## Entries supplied
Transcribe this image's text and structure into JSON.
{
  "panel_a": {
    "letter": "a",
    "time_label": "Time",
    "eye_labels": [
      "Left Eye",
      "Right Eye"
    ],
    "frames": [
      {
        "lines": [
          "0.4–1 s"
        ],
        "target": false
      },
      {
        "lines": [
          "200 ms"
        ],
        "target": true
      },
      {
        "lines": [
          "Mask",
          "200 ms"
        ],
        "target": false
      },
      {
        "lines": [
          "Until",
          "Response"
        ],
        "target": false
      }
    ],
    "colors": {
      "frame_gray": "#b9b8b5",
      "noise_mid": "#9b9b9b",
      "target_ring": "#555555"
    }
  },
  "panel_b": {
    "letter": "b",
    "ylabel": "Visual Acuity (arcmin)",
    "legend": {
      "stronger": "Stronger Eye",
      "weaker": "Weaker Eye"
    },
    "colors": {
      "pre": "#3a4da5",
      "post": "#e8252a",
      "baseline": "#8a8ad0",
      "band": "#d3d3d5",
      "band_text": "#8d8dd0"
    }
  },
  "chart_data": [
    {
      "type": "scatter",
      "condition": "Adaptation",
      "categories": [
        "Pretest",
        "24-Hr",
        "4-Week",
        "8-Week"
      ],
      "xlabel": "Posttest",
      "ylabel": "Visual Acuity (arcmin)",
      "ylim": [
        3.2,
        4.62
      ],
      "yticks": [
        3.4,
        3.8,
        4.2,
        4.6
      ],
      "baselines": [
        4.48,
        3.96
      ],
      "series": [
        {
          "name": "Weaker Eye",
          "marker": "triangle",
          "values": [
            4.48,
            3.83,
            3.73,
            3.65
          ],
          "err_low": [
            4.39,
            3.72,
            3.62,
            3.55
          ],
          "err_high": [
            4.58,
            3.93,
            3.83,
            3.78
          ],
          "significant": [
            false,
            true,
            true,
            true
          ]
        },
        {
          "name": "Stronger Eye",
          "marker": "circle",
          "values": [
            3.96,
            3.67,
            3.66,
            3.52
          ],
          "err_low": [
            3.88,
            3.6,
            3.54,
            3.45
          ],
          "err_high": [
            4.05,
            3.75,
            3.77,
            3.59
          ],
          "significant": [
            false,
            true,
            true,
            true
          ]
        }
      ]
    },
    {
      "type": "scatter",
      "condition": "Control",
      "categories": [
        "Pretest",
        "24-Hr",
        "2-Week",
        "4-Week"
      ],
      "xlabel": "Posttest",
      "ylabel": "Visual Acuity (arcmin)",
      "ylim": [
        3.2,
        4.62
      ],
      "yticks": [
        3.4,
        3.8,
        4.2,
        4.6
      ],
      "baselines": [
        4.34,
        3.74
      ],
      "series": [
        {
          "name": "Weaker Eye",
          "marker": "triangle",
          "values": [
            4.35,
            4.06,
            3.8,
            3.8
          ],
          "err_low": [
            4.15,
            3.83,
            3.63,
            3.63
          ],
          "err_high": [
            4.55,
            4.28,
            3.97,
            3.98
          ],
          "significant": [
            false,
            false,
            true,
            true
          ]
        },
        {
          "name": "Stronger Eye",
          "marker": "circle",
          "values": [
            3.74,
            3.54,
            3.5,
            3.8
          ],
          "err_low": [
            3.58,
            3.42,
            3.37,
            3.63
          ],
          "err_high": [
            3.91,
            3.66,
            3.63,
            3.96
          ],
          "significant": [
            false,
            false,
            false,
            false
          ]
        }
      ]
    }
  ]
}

## Instruction
All records above must be set down exactly, please.

## Complete output
Transcribe this image's text and structure into JSON.
{
  "panel_a": {
    "letter": "a",
    "time_label": "Time",
    "eye_labels": [
      "Left Eye",
      "Right Eye"
    ],
    "frames": [
      {
        "lines": [
          "0.4–1 s"
        ],
        "target": false
      },
      {
        "lines": [
          "200 ms"
        ],
        "target": true
      },
      {
        "lines": [
          "Mask",
          "200 ms"
        ],
        "target": false
      },
      {
        "lines": [
          "Until",
          "Response"
        ],
        "target": false
      }
    ],
    "colors": {
      "frame_gray": "#b9b8b5",
      "noise_mid": "#9b9b9b",
      "target_ring": "#555555"
    }
  },
  "panel_b": {
    "letter": "b",
    "ylabel": "Visual Acuity (arcmin)",
    "legend": {
      "stronger": "Stronger Eye",
      "weaker": "Weaker Eye"
    },
    "colors": {
      "pre": "#3a4da5",
      "post": "#e8252a",
      "baseline": "#8a8ad0",
      "band": "#d3d3d5",
      "band_text": "#8d8dd0"
    }
  },
  "chart_data": [
    {
      "type": "scatter",
      "condition": "Adaptation",
      "categories": [
        "Pretest",
        "24-Hr",
        "4-Week",
        "8-Week"
      ],
      "xlabel": "Posttest",
      "ylabel": "Visual Acuity (arcmin)",
      "ylim": [
        3.2,
        4.62
      ],
      "yticks": [
        3.4,
        3.8,
        4.2,
        4.6
      ],
      "baselines": [
        4.48,
        3.96
      ],
      "series": [
        {
          "name": "Weaker Eye",
          "marker": "triangle",
          "values": [
            4.48,
            3.83,
            3.73,
            3.65
          ],
          "err_low": [
            4.39,
            3.72,
            3.62,
            3.55
          ],
          "err_high": [
            4.58,
            3.93,
            3.83,
            3.78
          ],
          "significant": [
            false,
            true,
            true,
            true
          ]
        },
        {
          "name": "Stronger Eye",
          "marker": "circle",
          "values": [
            3.96,
            3.67,
            3.66,
            3.52
          ],
          "err_low": [
            3.88,
            3.6,
            3.54,
            3.45
          ],
          "err_high": [
            4.05,
            3.75,
            3.77,
            3.59
          ],
          "significant": [
            false,
            true,
            true,
            true
          ]
        }
      ]
    },
    {
      "type": "scatter",
      "condition": "Control",
      "categories": [
        "Pretest",
        "24-Hr",
        "2-Week",
        "4-Week"
      ],
      "xlabel": "Posttest",
      "ylabel": "Visual Acuity (arcmin)",
      "ylim": [
        3.2,
        4.62
      ],
      "yticks": [
        3.4,
        3.8,
        4.2,
        4.6
      ],
      "baselines": [
        4.34,
        3.74
      ],
      "series": [
        {
          "name": "Weaker Eye",
          "marker": "triangle",
          "values": [
            4.35,
            4.06,
            3.8,
            3.8
          ],
          "err_low": [
            4.15,
            3.83,
            3.63,
            3.63
          ],
          "err_high": [
            4.55,
            4.28,
            3.97,
            3.98
          ],
          "significant": [
            false,
            false,
            true,
            true
          ]
        },
        {
          "name": "Stronger Eye",
          "marker": "circle",
          "values": [
            3.74,
            3.54,
            3.5,
            3.8
          ],
          "err_low": [
            3.58,
            3.42,
            3.37,
            3.63
          ],
          "err_high": [
            3.91,
            3.66,
            3.63,
            3.96
          ],
          "significant": [
            false,
            false,
            false,
            false
          ]
        }
      ]
    }
  ]
}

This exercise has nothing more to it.